- Exercise: The entries that follow should be written out exactly.

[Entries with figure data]
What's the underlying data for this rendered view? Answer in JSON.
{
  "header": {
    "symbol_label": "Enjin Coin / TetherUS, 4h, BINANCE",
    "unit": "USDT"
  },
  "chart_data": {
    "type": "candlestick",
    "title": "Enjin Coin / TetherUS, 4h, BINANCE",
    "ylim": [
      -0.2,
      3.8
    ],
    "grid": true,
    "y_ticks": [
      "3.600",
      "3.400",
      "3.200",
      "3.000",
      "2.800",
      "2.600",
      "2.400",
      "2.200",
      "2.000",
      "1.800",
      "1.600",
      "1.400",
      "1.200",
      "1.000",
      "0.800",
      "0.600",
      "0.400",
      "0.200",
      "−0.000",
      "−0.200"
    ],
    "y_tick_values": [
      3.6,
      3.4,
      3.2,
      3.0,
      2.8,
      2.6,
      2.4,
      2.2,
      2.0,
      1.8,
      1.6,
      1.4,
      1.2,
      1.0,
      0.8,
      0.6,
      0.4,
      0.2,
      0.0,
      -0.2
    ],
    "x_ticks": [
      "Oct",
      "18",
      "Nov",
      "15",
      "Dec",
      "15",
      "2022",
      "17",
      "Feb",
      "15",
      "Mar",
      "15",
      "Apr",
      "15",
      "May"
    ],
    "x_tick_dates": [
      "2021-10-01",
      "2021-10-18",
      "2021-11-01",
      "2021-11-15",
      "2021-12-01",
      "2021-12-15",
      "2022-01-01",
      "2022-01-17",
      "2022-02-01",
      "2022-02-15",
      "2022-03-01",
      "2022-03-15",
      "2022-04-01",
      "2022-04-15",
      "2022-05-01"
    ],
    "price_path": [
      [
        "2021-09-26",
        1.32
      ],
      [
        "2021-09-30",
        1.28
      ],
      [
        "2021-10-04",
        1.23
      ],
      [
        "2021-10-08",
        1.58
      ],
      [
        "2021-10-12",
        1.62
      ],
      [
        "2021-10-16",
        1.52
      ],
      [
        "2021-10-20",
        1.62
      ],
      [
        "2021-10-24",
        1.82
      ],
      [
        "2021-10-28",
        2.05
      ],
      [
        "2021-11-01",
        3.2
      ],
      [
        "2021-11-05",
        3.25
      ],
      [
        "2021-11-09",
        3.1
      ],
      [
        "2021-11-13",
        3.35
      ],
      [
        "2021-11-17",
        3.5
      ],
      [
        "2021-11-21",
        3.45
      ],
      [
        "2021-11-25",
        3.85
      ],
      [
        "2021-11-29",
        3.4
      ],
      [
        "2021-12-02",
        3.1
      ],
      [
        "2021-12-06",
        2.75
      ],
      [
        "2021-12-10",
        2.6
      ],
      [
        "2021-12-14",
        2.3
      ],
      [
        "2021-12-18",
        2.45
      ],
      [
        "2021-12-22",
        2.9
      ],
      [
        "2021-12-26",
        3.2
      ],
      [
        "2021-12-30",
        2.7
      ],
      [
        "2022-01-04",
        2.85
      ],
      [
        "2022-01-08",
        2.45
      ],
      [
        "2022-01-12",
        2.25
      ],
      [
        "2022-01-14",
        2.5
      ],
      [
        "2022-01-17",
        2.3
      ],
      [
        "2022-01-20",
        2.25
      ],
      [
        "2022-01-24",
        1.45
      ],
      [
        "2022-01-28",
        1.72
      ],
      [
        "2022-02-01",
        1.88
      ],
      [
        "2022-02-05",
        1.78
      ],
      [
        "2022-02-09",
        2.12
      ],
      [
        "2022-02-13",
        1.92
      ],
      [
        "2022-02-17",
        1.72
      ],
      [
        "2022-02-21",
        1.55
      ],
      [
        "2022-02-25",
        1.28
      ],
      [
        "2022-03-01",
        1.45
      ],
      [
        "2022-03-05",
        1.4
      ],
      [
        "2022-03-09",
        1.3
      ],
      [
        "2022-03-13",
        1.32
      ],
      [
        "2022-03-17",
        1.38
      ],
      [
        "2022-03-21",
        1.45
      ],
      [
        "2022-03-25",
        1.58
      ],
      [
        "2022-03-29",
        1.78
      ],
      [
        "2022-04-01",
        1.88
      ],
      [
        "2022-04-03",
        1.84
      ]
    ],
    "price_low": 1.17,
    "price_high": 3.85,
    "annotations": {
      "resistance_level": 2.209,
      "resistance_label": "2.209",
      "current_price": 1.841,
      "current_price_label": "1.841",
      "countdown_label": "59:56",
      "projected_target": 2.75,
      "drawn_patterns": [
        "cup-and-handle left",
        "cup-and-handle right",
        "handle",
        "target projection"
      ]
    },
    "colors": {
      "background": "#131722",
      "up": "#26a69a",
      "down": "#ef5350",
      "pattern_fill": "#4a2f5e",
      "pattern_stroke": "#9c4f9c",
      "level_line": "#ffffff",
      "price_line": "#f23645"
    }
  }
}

- Exercise response:
What's the underlying data for this rendered view? Answer in JSON.
{
  "header": {
    "symbol_label": "Enjin Coin / TetherUS, 4h, BINANCE",
    "unit": "USDT"
  },
  "chart_data": {
    "type": "candlestick",
    "title": "Enjin Coin / TetherUS, 4h, BINANCE",
    "ylim": [
      -0.2,
      3.8
    ],
    "grid": true,
    "y_ticks": [
      "3.600",
      "3.400",
      "3.200",
      "3.000",
      "2.800",
      "2.600",
      "2.400",
      "2.200",
      "2.000",
      "1.800",
      "1.600",
      "1.400",
      "1.200",
      "1.000",
      "0.800",
      "0.600",
      "0.400",
      "0.200",
      "−0.000",
      "−0.200"
    ],
    "y_tick_values": [
      3.6,
      3.4,
      3.2,
      3.0,
      2.8,
      2.6,
      2.4,
      2.2,
      2.0,
      1.8,
      1.6,
      1.4,
      1.2,
      1.0,
      0.8,
      0.6,
      0.4,
      0.2,
      0.0,
      -0.2
    ],
    "x_ticks": [
      "Oct",
      "18",
      "Nov",
      "15",
      "Dec",
      "15",
      "2022",
      "17",
      "Feb",
      "15",
      "Mar",
      "15",
      "Apr",
      "15",
      "May"
    ],
    "x_tick_dates": [
      "2021-10-01",
      "2021-10-18",
      "2021-11-01",
      "2021-11-15",
      "2021-12-01",
      "2021-12-15",
      "2022-01-01",
      "2022-01-17",
      "2022-02-01",
      "2022-02-15",
      "2022-03-01",
      "2022-03-15",
      "2022-04-01",
      "2022-04-15",
      "2022-05-01"
    ],
    "price_path": [
      [
        "2021-09-26",
        1.32
      ],
      [
        "2021-09-30",
        1.28
      ],
      [
        "2021-10-04",
        1.23
      ],
      [
        "2021-10-08",
        1.58
      ],
      [
        "2021-10-12",
        1.62
      ],
      [
        "2021-10-16",
        1.52
      ],
      [
        "2021-10-20",
        1.62
      ],
      [
        "2021-10-24",
        1.82
      ],
      [
        "2021-10-28",
        2.05
      ],
      [
        "2021-11-01",
        3.2
      ],
      [
        "2021-11-05",
        3.25
      ],
      [
        "2021-11-09",
        3.1
      ],
      [
        "2021-11-13",
        3.35
      ],
      [
        "2021-11-17",
        3.5
      ],
      [
        "2021-11-21",
        3.45
      ],
      [
        "2021-11-25",
        3.85
      ],
      [
        "2021-11-29",
        3.4
      ],
      [
        "2021-12-02",
        3.1
      ],
      [
        "2021-12-06",
        2.75
      ],
      [
        "2021-12-10",
        2.6
      ],
      [
        "2021-12-14",
        2.3
      ],
      [
        "2021-12-18",
        2.45
      ],
      [
        "2021-12-22",
        2.9
      ],
      [
        "2021-12-26",
        3.2
      ],
      [
        "2021-12-30",
        2.7
      ],
      [
        "2022-01-04",
        2.85
      ],
      [
        "2022-01-08",
        2.45
      ],
      [
        "2022-01-12",
        2.25
      ],
      [
        "2022-01-14",
        2.5
      ],
      [
        "2022-01-17",
        2.3
      ],
      [
        "2022-01-20",
        2.25
      ],
      [
        "2022-01-24",
        1.45
      ],
      [
        "2022-01-28",
        1.72
      ],
      [
        "2022-02-01",
        1.88
      ],
      [
        "2022-02-05",
        1.78
      ],
      [
        "2022-02-09",
        2.12
      ],
      [
        "2022-02-13",
        1.92
      ],
      [
        "2022-02-17",
        1.72
      ],
      [
        "2022-02-21",
        1.55
      ],
      [
        "2022-02-25",
        1.28
      ],
      [
        "2022-03-01",
        1.45
      ],
      [
        "2022-03-05",
        1.4
      ],
      [
        "2022-03-09",
        1.3
      ],
      [
        "2022-03-13",
        1.32
      ],
      [
        "2022-03-17",
        1.38
      ],
      [
        "2022-03-21",
        1.45
      ],
      [
        "2022-03-25",
        1.58
      ],
      [
        "2022-03-29",
        1.78
      ],
      [
        "2022-04-01",
        1.88
      ],
      [
        "2022-04-03",
        1.84
      ]
    ],
    "price_low": 1.17,
    "price_high": 3.85,
    "annotations": {
      "resistance_level": 2.209,
      "resistance_label": "2.209",
      "current_price": 1.841,
      "current_price_label": "1.841",
      "countdown_label": "59:56",
      "projected_target": 2.75,
      "drawn_patterns": [
        "cup-and-handle left",
        "cup-and-handle right",
        "handle",
        "target projection"
      ]
    },
    "colors": {
      "background": "#131722",
      "up": "#26a69a",
      "down": "#ef5350",
      "pattern_fill": "#4a2f5e",
      "pattern_stroke": "#9c4f9c",
      "level_line": "#ffffff",
      "price_line": "#f23645"
    }
  }
}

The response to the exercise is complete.